MATERIALS PROVIDED
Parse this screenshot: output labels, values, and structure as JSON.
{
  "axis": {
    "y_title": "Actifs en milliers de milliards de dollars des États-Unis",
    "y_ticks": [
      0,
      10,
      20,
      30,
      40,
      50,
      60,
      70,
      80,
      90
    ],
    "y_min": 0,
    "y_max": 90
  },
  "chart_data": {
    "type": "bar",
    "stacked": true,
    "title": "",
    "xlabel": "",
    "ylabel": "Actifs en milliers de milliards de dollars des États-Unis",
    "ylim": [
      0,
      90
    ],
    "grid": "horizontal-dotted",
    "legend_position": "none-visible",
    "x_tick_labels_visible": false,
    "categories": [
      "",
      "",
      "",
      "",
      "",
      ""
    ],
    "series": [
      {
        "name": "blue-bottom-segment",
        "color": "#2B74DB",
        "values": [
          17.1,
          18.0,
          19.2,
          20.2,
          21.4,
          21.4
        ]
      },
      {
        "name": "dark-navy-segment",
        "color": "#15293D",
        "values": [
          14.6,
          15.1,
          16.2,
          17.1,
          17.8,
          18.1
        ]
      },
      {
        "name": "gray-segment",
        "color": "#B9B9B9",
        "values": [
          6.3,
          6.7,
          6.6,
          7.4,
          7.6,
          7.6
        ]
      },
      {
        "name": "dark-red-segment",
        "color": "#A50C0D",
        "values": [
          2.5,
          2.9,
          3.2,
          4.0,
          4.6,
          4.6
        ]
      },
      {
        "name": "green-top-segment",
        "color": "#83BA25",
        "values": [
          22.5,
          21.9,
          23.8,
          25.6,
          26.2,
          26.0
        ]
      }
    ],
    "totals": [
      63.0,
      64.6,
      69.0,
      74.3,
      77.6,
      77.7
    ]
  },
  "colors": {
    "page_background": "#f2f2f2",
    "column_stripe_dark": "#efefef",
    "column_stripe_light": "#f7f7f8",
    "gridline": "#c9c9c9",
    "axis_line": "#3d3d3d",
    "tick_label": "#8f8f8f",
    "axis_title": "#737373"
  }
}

STATED GOAL
From the entries, copy out each line containing the word "segment".

EXERCISE OUTPUT
        "name": "blue-bottom-segment",
        "name": "dark-navy-segment",
        "name": "gray-segment",
        "name": "dark-red-segment",
        "name": "green-top-segment",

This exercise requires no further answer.